++++ LISTED RECORDS
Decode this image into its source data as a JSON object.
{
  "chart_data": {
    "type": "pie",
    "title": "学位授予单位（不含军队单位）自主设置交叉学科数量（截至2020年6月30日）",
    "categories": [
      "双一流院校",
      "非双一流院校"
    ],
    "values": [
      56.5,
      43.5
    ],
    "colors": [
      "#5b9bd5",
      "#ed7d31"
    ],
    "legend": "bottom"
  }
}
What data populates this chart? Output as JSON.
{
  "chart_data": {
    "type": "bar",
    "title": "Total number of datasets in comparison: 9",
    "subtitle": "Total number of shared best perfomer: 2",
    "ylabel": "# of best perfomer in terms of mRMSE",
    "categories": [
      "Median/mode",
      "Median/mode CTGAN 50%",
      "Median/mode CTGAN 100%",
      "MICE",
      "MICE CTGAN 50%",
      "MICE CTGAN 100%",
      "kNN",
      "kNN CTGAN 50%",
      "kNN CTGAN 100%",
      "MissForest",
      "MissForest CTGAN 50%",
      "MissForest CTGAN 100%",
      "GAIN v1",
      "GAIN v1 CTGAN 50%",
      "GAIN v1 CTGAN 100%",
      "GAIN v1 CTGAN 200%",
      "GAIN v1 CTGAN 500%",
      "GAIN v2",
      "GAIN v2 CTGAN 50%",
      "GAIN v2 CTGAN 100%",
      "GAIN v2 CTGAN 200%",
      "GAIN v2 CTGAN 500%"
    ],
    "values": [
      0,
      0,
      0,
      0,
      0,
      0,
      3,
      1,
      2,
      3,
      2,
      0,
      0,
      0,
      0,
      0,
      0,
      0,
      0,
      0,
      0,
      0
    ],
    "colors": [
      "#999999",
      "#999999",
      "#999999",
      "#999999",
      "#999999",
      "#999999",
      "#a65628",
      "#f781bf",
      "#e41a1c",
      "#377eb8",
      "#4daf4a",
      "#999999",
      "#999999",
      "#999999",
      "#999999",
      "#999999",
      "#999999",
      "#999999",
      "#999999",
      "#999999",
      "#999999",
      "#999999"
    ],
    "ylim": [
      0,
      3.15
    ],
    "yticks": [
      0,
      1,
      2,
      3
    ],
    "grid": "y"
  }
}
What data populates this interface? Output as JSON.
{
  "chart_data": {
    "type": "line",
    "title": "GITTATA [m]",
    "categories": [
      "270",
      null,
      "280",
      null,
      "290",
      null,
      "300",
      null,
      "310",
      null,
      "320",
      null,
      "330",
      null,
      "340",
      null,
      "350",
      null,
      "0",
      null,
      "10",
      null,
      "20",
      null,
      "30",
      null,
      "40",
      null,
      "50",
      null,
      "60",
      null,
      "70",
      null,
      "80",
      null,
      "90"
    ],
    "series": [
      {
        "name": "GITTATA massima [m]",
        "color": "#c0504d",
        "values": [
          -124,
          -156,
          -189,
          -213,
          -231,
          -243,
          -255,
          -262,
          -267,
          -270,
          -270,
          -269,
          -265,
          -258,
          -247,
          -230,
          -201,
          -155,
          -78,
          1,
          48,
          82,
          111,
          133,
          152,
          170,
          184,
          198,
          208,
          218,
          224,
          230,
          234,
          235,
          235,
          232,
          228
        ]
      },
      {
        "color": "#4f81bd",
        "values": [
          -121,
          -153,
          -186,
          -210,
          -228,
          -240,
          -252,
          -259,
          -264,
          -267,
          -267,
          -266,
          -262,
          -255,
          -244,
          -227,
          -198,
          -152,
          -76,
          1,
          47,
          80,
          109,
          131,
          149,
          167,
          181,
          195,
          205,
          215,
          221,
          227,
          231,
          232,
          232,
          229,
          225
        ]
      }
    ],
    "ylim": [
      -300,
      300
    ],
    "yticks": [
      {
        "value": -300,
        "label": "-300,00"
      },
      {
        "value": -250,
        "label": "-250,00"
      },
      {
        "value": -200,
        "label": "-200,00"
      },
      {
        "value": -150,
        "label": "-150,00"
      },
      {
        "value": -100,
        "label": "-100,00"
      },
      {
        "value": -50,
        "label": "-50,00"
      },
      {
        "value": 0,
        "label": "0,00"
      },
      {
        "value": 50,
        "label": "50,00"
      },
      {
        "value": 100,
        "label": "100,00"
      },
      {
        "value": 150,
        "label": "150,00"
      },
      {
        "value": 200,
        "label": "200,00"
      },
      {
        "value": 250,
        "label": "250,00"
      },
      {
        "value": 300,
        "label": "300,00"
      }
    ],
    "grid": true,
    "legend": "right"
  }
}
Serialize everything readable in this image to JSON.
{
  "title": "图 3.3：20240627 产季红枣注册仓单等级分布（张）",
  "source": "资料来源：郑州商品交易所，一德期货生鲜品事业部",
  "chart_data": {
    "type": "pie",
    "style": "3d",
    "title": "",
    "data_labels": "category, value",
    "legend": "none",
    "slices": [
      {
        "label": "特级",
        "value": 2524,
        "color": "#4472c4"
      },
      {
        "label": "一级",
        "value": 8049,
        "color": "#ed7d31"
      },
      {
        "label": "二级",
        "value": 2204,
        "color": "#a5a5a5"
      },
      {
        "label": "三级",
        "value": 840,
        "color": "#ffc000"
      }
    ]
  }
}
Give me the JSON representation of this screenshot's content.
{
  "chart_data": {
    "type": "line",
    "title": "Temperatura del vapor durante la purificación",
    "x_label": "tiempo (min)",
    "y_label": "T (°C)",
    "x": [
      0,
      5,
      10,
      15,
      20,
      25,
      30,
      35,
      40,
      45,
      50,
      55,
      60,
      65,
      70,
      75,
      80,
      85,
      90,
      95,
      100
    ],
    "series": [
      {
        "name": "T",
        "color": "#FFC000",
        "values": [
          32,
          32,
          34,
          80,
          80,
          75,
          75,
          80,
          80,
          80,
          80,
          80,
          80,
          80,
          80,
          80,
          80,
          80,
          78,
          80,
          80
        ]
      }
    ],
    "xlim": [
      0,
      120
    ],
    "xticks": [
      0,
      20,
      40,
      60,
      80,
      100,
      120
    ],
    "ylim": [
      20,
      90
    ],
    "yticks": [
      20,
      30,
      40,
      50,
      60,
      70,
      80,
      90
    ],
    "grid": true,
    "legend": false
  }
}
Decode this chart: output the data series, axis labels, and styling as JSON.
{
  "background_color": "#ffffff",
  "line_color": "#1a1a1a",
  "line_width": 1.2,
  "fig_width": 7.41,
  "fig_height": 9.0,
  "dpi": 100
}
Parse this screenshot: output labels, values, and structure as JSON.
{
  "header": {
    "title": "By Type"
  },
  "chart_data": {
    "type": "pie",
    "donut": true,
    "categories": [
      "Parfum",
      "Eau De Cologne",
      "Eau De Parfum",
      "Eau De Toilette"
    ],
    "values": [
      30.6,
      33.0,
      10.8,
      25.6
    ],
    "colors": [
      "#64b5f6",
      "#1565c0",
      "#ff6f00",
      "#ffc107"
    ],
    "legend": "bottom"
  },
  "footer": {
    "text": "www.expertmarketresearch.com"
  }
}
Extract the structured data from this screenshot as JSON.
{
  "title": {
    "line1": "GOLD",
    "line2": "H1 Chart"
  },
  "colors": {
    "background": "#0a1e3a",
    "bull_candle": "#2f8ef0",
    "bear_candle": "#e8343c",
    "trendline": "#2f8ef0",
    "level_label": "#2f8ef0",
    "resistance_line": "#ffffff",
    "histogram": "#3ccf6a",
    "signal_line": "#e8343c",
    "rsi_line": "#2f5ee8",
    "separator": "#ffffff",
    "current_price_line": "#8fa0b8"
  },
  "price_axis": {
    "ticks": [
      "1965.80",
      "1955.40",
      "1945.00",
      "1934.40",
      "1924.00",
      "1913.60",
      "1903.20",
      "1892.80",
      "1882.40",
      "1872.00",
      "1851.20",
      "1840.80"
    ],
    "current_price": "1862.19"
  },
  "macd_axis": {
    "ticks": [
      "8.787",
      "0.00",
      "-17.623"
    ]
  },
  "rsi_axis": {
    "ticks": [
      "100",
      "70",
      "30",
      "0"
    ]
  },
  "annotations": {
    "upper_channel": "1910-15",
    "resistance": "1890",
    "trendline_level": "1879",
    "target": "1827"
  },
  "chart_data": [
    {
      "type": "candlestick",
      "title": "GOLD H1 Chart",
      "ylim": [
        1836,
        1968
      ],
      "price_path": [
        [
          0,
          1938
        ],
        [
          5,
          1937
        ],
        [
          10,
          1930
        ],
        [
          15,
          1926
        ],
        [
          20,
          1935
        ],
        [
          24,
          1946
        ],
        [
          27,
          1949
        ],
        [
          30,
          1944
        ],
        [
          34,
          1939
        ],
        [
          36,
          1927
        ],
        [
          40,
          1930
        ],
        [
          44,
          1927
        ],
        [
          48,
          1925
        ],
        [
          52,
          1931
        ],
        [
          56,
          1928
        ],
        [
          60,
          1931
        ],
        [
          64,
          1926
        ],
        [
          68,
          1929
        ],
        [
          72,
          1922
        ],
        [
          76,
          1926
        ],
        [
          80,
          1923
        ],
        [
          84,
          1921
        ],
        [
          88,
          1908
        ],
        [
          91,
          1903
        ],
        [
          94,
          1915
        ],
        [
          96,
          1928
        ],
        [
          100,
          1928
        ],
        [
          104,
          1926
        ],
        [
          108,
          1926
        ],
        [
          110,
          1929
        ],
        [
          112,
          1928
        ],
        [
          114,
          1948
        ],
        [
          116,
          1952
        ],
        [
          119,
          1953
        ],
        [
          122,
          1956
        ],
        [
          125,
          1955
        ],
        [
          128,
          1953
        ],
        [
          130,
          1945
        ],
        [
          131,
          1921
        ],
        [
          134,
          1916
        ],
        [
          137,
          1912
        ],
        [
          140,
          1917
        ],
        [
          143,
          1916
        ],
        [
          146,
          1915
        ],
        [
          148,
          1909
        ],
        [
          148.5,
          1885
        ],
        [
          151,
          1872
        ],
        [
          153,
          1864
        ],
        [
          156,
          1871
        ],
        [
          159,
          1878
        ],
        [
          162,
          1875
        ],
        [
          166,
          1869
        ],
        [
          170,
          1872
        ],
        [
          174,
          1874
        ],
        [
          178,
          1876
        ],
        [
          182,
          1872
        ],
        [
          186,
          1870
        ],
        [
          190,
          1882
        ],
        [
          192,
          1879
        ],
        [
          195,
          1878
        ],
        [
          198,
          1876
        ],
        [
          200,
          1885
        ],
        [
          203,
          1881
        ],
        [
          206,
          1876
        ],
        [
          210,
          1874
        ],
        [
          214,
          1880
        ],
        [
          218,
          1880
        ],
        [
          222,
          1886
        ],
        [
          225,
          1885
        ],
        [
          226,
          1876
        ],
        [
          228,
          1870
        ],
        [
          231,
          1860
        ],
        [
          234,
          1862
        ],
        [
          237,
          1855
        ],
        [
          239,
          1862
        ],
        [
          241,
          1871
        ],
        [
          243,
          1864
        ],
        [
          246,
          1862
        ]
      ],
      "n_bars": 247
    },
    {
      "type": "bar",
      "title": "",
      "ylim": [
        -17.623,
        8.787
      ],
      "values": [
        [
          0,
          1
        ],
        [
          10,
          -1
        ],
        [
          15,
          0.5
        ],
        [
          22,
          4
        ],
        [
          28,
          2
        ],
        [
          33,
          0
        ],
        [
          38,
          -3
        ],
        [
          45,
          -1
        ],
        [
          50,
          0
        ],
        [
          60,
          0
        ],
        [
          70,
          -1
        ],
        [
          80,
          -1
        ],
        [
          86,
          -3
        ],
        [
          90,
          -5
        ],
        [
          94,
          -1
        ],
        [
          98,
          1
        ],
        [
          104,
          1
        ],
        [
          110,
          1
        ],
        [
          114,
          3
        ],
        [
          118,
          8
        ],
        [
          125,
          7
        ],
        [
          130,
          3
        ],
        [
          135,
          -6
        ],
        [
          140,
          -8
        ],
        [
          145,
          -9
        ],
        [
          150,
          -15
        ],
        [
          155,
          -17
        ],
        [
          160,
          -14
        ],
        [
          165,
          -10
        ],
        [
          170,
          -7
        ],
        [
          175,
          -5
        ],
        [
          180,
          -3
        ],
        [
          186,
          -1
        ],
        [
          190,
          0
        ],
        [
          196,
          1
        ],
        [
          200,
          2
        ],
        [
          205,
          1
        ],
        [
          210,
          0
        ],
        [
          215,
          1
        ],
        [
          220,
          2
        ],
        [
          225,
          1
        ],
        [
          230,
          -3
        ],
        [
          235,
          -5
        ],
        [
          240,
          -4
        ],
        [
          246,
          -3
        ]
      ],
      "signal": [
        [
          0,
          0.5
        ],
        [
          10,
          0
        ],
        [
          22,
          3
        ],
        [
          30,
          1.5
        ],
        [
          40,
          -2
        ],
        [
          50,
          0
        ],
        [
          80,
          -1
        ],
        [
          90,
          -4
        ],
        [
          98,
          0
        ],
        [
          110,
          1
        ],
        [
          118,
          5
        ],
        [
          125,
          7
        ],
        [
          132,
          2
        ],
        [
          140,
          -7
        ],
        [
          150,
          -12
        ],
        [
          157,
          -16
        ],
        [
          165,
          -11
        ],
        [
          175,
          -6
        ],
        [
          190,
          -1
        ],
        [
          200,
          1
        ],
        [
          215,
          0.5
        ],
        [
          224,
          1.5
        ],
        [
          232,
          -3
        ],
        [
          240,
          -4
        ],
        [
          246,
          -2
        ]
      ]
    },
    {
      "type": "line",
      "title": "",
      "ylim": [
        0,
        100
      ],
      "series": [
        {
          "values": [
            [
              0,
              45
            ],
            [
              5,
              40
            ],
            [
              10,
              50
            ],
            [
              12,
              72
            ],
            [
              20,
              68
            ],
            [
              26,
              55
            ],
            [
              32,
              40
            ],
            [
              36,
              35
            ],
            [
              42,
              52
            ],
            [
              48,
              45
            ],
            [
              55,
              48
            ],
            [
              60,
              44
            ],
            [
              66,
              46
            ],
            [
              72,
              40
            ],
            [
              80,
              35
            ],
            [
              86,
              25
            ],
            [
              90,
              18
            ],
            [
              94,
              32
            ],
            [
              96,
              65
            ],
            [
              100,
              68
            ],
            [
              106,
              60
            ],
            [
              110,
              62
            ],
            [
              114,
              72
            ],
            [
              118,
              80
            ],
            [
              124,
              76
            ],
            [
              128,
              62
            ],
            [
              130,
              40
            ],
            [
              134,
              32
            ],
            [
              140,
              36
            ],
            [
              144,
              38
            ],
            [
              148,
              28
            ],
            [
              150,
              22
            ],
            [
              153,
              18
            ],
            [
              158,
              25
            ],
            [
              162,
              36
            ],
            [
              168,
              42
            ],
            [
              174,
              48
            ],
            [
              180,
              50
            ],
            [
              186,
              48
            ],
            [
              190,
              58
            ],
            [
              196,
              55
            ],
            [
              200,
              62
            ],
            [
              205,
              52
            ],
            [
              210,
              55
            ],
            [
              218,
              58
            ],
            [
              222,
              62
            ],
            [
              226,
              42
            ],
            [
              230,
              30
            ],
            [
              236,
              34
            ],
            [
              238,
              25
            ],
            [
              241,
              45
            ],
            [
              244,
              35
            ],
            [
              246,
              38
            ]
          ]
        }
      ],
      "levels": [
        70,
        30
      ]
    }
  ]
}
++++++++
» **JOB**
Where a line of the data holds "What", show that line.

» **EXERCISE SOLUTION**
What data populates this chart? Output as JSON.
What data populates this interface? Output as JSON.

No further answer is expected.